EXERCISE MATERIALS:
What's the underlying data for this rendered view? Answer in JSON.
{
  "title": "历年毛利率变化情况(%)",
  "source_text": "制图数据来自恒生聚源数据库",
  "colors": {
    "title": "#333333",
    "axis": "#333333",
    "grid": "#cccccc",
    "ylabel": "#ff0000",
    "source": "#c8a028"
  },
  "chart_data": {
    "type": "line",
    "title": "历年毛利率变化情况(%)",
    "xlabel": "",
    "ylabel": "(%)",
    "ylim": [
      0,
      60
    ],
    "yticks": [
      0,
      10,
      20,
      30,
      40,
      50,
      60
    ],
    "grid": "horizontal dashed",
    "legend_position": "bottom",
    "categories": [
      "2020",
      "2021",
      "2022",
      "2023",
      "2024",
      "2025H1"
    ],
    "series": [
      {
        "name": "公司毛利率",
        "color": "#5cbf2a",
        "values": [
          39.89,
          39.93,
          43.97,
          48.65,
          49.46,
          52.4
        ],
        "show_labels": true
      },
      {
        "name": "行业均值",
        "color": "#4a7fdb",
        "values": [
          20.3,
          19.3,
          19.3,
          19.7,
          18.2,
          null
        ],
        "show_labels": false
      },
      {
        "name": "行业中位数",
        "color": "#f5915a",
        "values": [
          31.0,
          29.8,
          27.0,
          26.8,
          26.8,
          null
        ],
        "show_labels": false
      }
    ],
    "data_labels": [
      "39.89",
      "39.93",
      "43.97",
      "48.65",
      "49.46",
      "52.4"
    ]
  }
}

SET PROBLEM: Find each line in the records holding the string "title" and show it.

REPLY:
  "title": "历年毛利率变化情况(%)",
    "title": "#333333",
    "title": "历年毛利率变化情况(%)",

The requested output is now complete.